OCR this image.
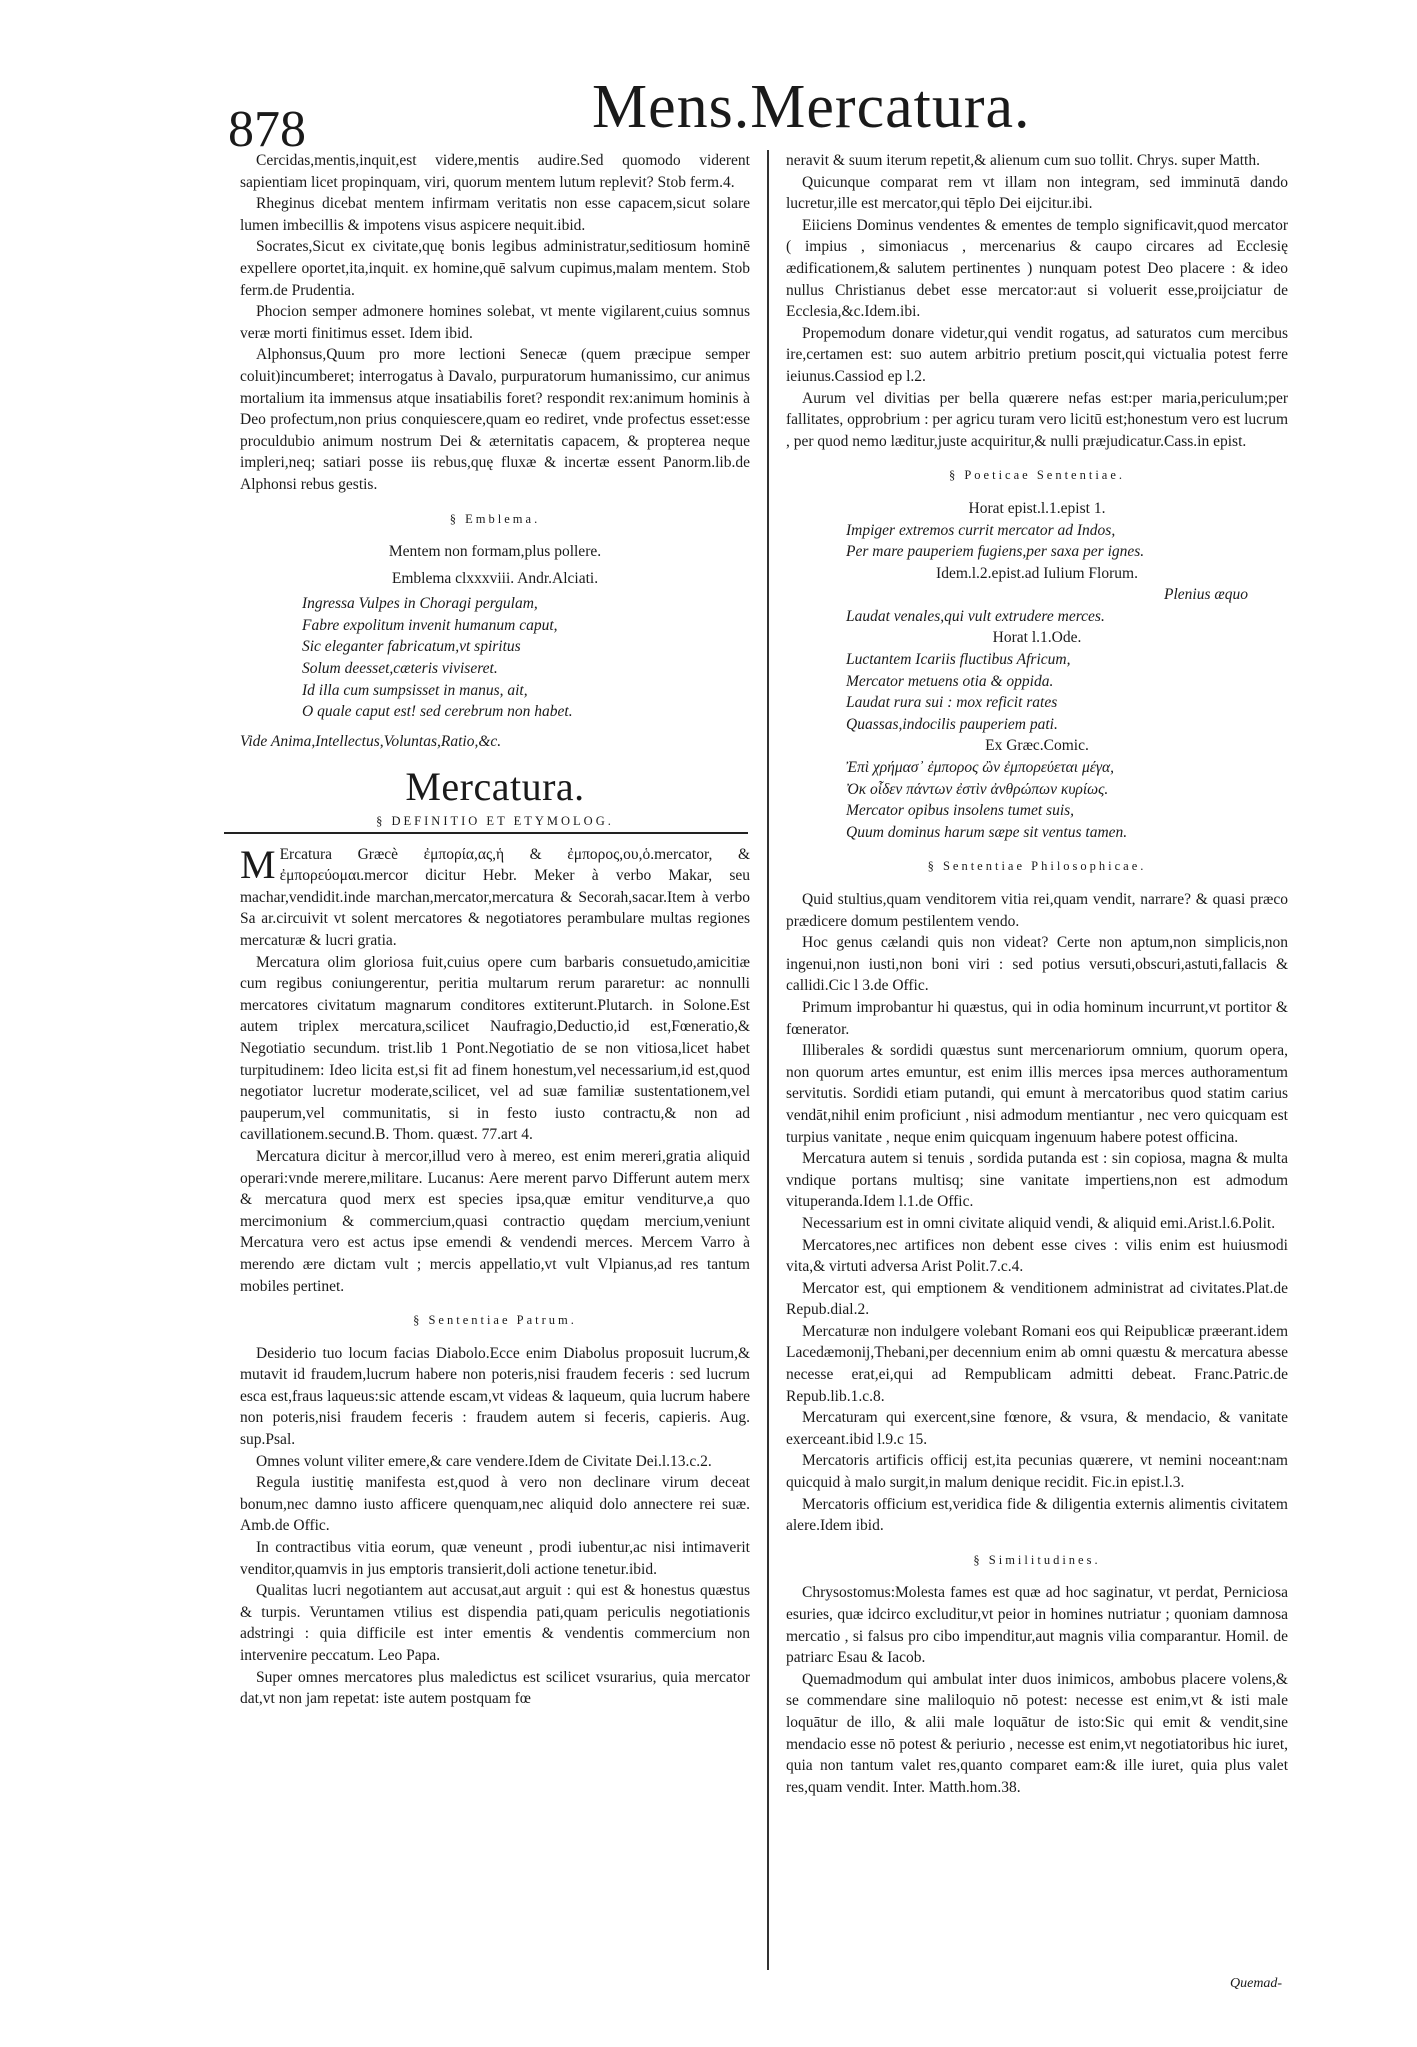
878	Mens.Mercatura.

Cercidas,mentis,inquit,est videre,mentis audire.Sed quomodo viderent sapientiam licet propinquam, viri, quorum mentem lutum replevit? Stob ferm.4.

Rheginus dicebat mentem infirmam veritatis non esse capacem,sicut solare lumen imbecillis & impotens visus aspicere nequit.ibid.

Socrates,Sicut ex civitate,quę bonis legibus administratur,seditiosum hominē expellere oportet,ita,inquit. ex homine,quē salvum cupimus,malam mentem. Stob ferm.de Prudentia.

Phocion semper admonere homines solebat, vt mente vigilarent,cuius somnus veræ morti finitimus esset. Idem ibid.

Alphonsus,Quum pro more lectioni Senecæ (quem præcipue semper coluit)incumberet; interrogatus à Davalo, purpuratorum humanissimo, cur animus mortalium ita immensus atque insatiabilis foret? respondit rex:animum hominis à Deo profectum,non prius conquiescere,quam eo rediret, vnde profectus esset:esse proculdubio animum nostrum Dei & æternitatis capacem, & propterea neque impleri,neq; satiari posse iis rebus,quę fluxæ & incertæ essent Panorm.lib.de Alphonsi rebus gestis.

§ Emblema.
Mentem non formam,plus pollere.
Emblema clxxxviii. Andr.Alciati.
Ingressa Vulpes in Choragi pergulam,
Fabre expolitum invenit humanum caput,
Sic eleganter fabricatum,vt spiritus
Solum deesset,cæteris viviseret.
Id illa cum sumpsisset in manus, ait,
O quale caput est! sed cerebrum non habet.
Vide Anima,Intellectus,Voluntas,Ratio,&c.
Mercatura.
§ DEFINITIO ET ETYMOLOG.

M Ercatura Græcè ἐμπορία,ας,ἡ & ἐμπορος,ου,ὁ.mercator, & ἐμπορεύομαι.mercor dicitur Hebr. Meker à verbo Makar, seu machar,vendidit.inde marchan,mercator,mercatura & Secorah,sacar.Item à verbo Sa ar.circuivit vt solent mercatores & negotiatores perambulare multas regiones mercaturæ & lucri gratia.

Mercatura olim gloriosa fuit,cuius opere cum barbaris consuetudo,amicitiæ cum regibus coniungerentur, peritia multarum rerum pararetur: ac nonnulli mercatores civitatum magnarum conditores extiterunt.Plutarch. in Solone.Est autem triplex mercatura,scilicet Naufragio,Deductio,id est,Fœneratio,& Negotiatio secundum. trist.lib 1 Pont.Negotiatio de se non vitiosa,licet habet turpitudinem: Ideo licita est,si fit ad finem honestum,vel necessarium,id est,quod negotiator lucretur moderate,scilicet, vel ad suæ familiæ sustentationem,vel pauperum,vel communitatis, si in festo iusto contractu,& non ad cavillationem.secund.B. Thom. quæst. 77.art 4.

Mercatura dicitur à mercor,illud vero à mereo, est enim mereri,gratia aliquid operari:vnde merere,militare. Lucanus: Aere merent parvo Differunt autem merx & mercatura quod merx est species ipsa,quæ emitur venditurve,a quo mercimonium & commercium,quasi contractio quędam mercium,veniunt Mercatura vero est actus ipse emendi & vendendi merces. Mercem Varro à merendo ære dictam vult ; mercis appellatio,vt vult Vlpianus,ad res tantum mobiles pertinet.

§ Sententiae Patrum.

Desiderio tuo locum facias Diabolo.Ecce enim Diabolus proposuit lucrum,& mutavit id fraudem,lucrum habere non poteris,nisi fraudem feceris : sed lucrum esca est,fraus laqueus:sic attende escam,vt videas & laqueum, quia lucrum habere non poteris,nisi fraudem feceris : fraudem autem si feceris, capieris. Aug. sup.Psal.

Omnes volunt viliter emere,& care vendere.Idem de Civitate Dei.l.13.c.2.

Regula iustitię manifesta est,quod à vero non declinare virum deceat bonum,nec damno iusto afficere quenquam,nec aliquid dolo annectere rei suæ. Amb.de Offic.

In contractibus vitia eorum, quæ veneunt , prodi iubentur,ac nisi intimaverit venditor,quamvis in jus emptoris transierit,doli actione tenetur.ibid.

Qualitas lucri negotiantem aut accusat,aut arguit : qui est & honestus quæstus & turpis. Veruntamen vtilius est dispendia pati,quam periculis negotiationis adstringi : quia difficile est inter ementis & vendentis commercium non intervenire peccatum. Leo Papa.

Super omnes mercatores plus maledictus est scilicet vsurarius, quia mercator dat,vt non jam repetat: iste autem postquam fœ

neravit & suum iterum repetit,& alienum cum suo tollit. Chrys. super Matth.

Quicunque comparat rem vt illam non integram, sed imminutā dando lucretur,ille est mercator,qui tēplo Dei eijcitur.ibi.

Eiiciens Dominus vendentes & ementes de templo significavit,quod mercator ( impius , simoniacus , mercenarius & caupo circares ad Ecclesię ædificationem,& salutem pertinentes ) nunquam potest Deo placere : & ideo nullus Christianus debet esse mercator:aut si voluerit esse,proijciatur de Ecclesia,&c.Idem.ibi.

Propemodum donare videtur,qui vendit rogatus, ad saturatos cum mercibus ire,certamen est: suo autem arbitrio pretium poscit,qui victualia potest ferre ieiunus.Cassiod ep l.2.

Aurum vel divitias per bella quærere nefas est:per maria,periculum;per fallitates, opprobrium : per agricu turam vero licitū est;honestum vero est lucrum , per quod nemo læditur,juste acquiritur,& nulli præjudicatur.Cass.in epist.

§ Poeticae Sententiae.
Horat epist.l.1.epist 1.
Impiger extremos currit mercator ad Indos,
Per mare pauperiem fugiens,per saxa per ignes.
Idem.l.2.epist.ad Iulium Florum.
Plenius æquo
Laudat venales,qui vult extrudere merces.
Horat l.1.Ode.
Luctantem Icariis fluctibus Africum,
Mercator metuens otia & oppida.
Laudat rura sui : mox reficit rates
Quassas,indocilis pauperiem pati.
Ex Græc.Comic.
Ἐπὶ χρήμασ᾽ ἐμπορος ὢν ἐμπορεύεται μέγα,
Ὀκ οἶδεν πάντων ἐστὶν ἀνθρώπων κυρίως.
Mercator opibus insolens tumet suis,
Quum dominus harum sæpe sit ventus tamen.
§ Sententiae Philosophicae.

Quid stultius,quam venditorem vitia rei,quam vendit, narrare? & quasi præco prædicere domum pestilentem vendo.

Hoc genus cælandi quis non videat? Certe non aptum,non simplicis,non ingenui,non iusti,non boni viri : sed potius versuti,obscuri,astuti,fallacis & callidi.Cic l 3.de Offic.

Primum improbantur hi quæstus, qui in odia hominum incurrunt,vt portitor & fœnerator.

Illiberales & sordidi quæstus sunt mercenariorum omnium, quorum opera, non quorum artes emuntur, est enim illis merces ipsa merces authoramentum servitutis. Sordidi etiam putandi, qui emunt à mercatoribus quod statim carius vendāt,nihil enim proficiunt , nisi admodum mentiantur , nec vero quicquam est turpius vanitate , neque enim quicquam ingenuum habere potest officina.

Mercatura autem si tenuis , sordida putanda est : sin copiosa, magna & multa vndique portans multisq; sine vanitate impertiens,non est admodum vituperanda.Idem l.1.de Offic.

Necessarium est in omni civitate aliquid vendi, & aliquid emi.Arist.l.6.Polit.

Mercatores,nec artifices non debent esse cives : vilis enim est huiusmodi vita,& virtuti adversa Arist Polit.7.c.4.

Mercator est, qui emptionem & venditionem administrat ad civitates.Plat.de Repub.dial.2.

Mercaturæ non indulgere volebant Romani eos qui Reipublicæ præerant.idem Lacedæmonij,Thebani,per decennium enim ab omni quæstu & mercatura abesse necesse erat,ei,qui ad Rempublicam admitti debeat. Franc.Patric.de Repub.lib.1.c.8.

Mercaturam qui exercent,sine fœnore, & vsura, & mendacio, & vanitate exerceant.ibid l.9.c 15.

Mercatoris artificis officij est,ita pecunias quærere, vt nemini noceant:nam quicquid à malo surgit,in malum denique recidit. Fic.in epist.l.3.

Mercatoris officium est,veridica fide & diligentia externis alimentis civitatem alere.Idem ibid.

§ Similitudines.

Chrysostomus:Molesta fames est quæ ad hoc saginatur, vt perdat, Perniciosa esuries, quæ idcirco excluditur,vt peior in homines nutriatur ; quoniam damnosa mercatio , si falsus pro cibo impenditur,aut magnis vilia comparantur. Homil. de patriarc Esau & Iacob.

Quemadmodum qui ambulat inter duos inimicos, ambobus placere volens,& se commendare sine maliloquio nō potest: necesse est enim,vt & isti male loquātur de illo, & alii male loquātur de isto:Sic qui emit & vendit,sine mendacio esse nō potest & periurio , necesse est enim,vt negotiatoribus hic iuret, quia non tantum valet res,quanto comparet eam:& ille iuret, quia plus valet res,quam vendit. Inter. Matth.hom.38.

Quemad-
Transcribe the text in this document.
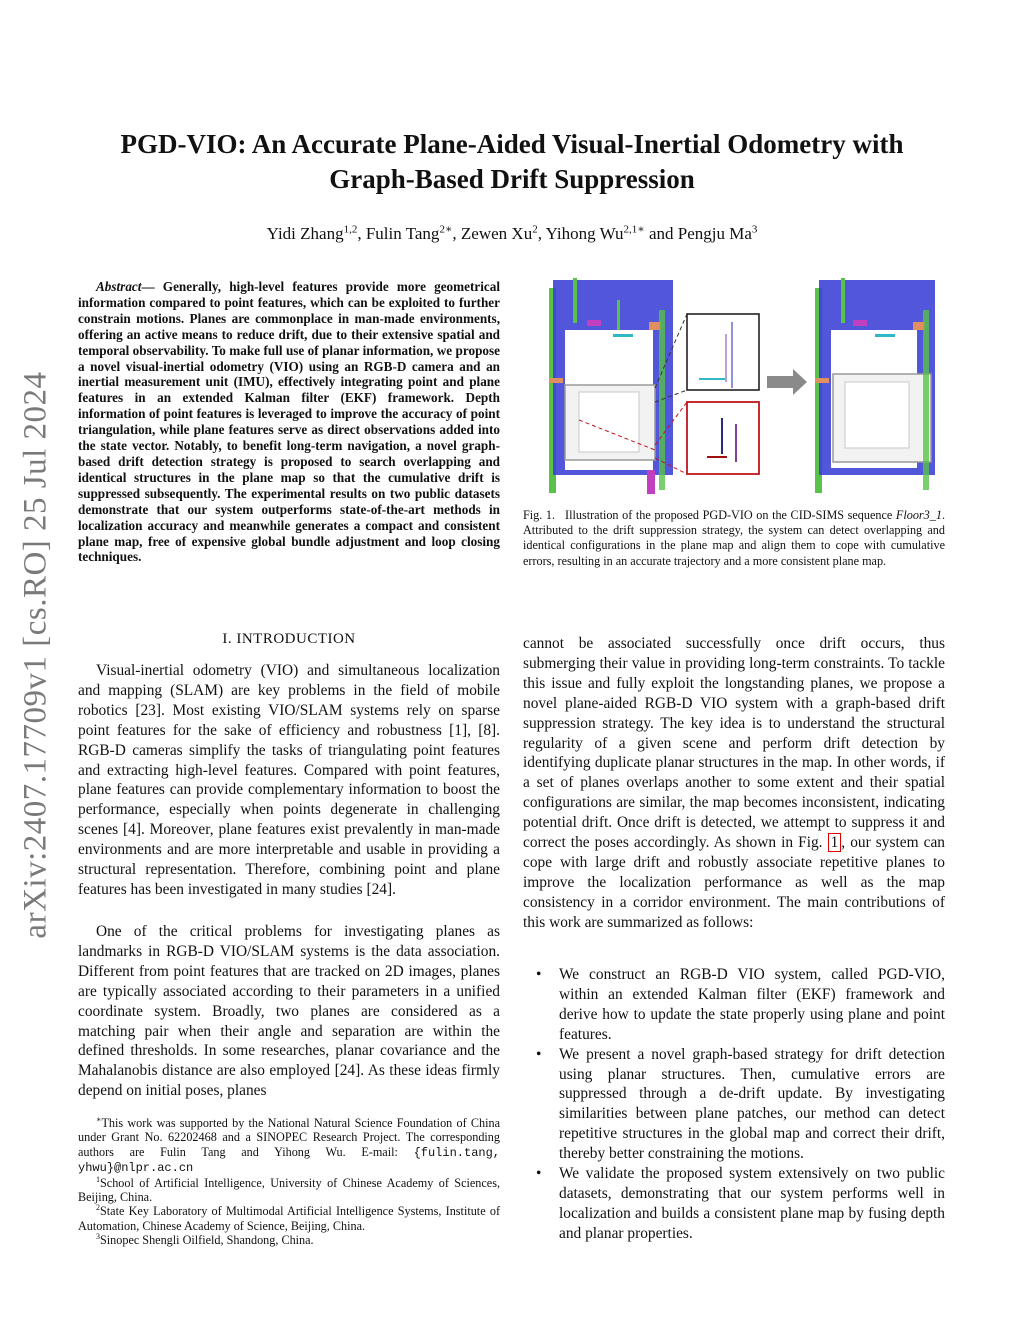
arXiv:2407.17709v1 [cs.RO] 25 Jul 2024
PGD-VIO: An Accurate Plane-Aided Visual-Inertial Odometry with
Graph-Based Drift Suppression
Yidi Zhang$^{1,2}$, Fulin Tang$^{2∗}$, Zewen Xu$^2$, Yihong $Wu^{2,1∗}$ and Pengju Ma$^3$

Abstract— Generally, high-level features provide more geometrical information compared to point features, which can be exploited to further constrain motions. Planes are commonplace in man-made environments, offering an active means to reduce drift, due to their extensive spatial and temporal observability. To make full use of planar information, we propose a novel visual-inertial odometry (VIO) using an RGB-D camera and an inertial measurement unit (IMU), effectively integrating point and plane features in an extended Kalman filter (EKF) framework. Depth information of point features is leveraged to improve the accuracy of point triangulation, while plane features serve as direct observations added into the state vector. Notably, to benefit long-term navigation, a novel graph-based drift detection strategy is proposed to search overlapping and identical structures in the plane map so that the cumulative drift is suppressed subsequently. The experimental results on two public datasets demonstrate that our system outperforms state-of-the-art methods in localization accuracy and meanwhile generates a compact and consistent plane map, free of expensive global bundle adjustment and loop closing techniques.

I. INTRODUCTION

Visual-inertial odometry (VIO) and simultaneous localization and mapping (SLAM) are key problems in the field of mobile robotics [23]. Most existing VIO/SLAM systems rely on sparse point features for the sake of efficiency and robustness [1], [8]. RGB-D cameras simplify the tasks of triangulating point features and extracting high-level features. Compared with point features, plane features can provide complementary information to boost the performance, especially when points degenerate in challenging scenes [4]. Moreover, plane features exist prevalently in man-made environments and are more interpretable and usable in providing a structural representation. Therefore, combining point and plane features has been investigated in many studies [24].

One of the critical problems for investigating planes as landmarks in RGB-D VIO/SLAM systems is the data association. Different from point features that are tracked on 2D images, planes are typically associated according to their parameters in a unified coordinate system. Broadly, two planes are considered as a matching pair when their angle and separation are within the defined thresholds. In some researches, planar covariance and the Mahalanobis distance are also employed [24]. As these ideas firmly depend on initial poses, planes

∗This work was supported by the National Natural Science Foundation of China under Grant No. 62202468 and a SINOPEC Research Project. The corresponding authors are Fulin Tang and Yihong Wu. E-mail: {fulin.tang, yhwu}@nlpr.ac.cn

$^1$School of Artificial Intelligence, University of Chinese Academy of Sciences, Beijing, China.

$^2$State Key Laboratory of Multimodal Artificial Intelligence Systems, Institute of Automation, Chinese Academy of Science, Beijing, China.

$^3$Sinopec Shengli Oilfield, Shandong, China.

Fig. 1. Illustration of the proposed PGD-VIO on the CID-SIMS sequence Floor3_1. Attributed to the drift suppression strategy, the system can detect overlapping and identical configurations in the plane map and align them to cope with cumulative errors, resulting in an accurate trajectory and a more consistent plane map.

cannot be associated successfully once drift occurs, thus submerging their value in providing long-term constraints. To tackle this issue and fully exploit the longstanding planes, we propose a novel plane-aided RGB-D VIO system with a graph-based drift suppression strategy. The key idea is to understand the structural regularity of a given scene and perform drift detection by identifying duplicate planar structures in the map. In other words, if a set of planes overlaps another to some extent and their spatial configurations are similar, the map becomes inconsistent, indicating potential drift. Once drift is detected, we attempt to suppress it and correct the poses accordingly. As shown in Fig. 1 , our system can cope with large drift and robustly associate repetitive planes to improve the localization performance as well as the map consistency in a corridor environment. The main contributions of this work are summarized as follows:

• We construct an RGB-D VIO system, called PGD-VIO, within an extended Kalman filter (EKF) framework and derive how to update the state properly using plane and point features.
• We present a novel graph-based strategy for drift detection using planar structures. Then, cumulative errors are suppressed through a de-drift update. By investigating similarities between plane patches, our method can detect repetitive structures in the global map and correct their drift, thereby better constraining the motions.
• We validate the proposed system extensively on two public datasets, demonstrating that our system performs well in localization and builds a consistent plane map by fusing depth and planar properties.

------------------------

Exercise instructions – Filter the records above and return every line that holds the word "capacem".

Written solution –
Rheginus dicebat mentem infirmam veritatis non esse capacem,sicut solare lumen imbecillis & impotens visus aspicere nequit.ibid.
Alphonsus,Quum pro more lectioni Senecæ (quem præcipue semper coluit)incumberet; interrogatus à Davalo, purpuratorum humanissimo, cur animus mortalium ita immensus atque insatiabilis foret? respondit rex:animum hominis à Deo profectum,non prius conquiescere,quam eo rediret, vnde profectus esset:esse proculdubio animum nostrum Dei & æternitatis capacem, & propterea neque impleri,neq; satiari posse iis rebus,quę fluxæ & incertæ essent Panorm.lib.de Alphonsi rebus gestis.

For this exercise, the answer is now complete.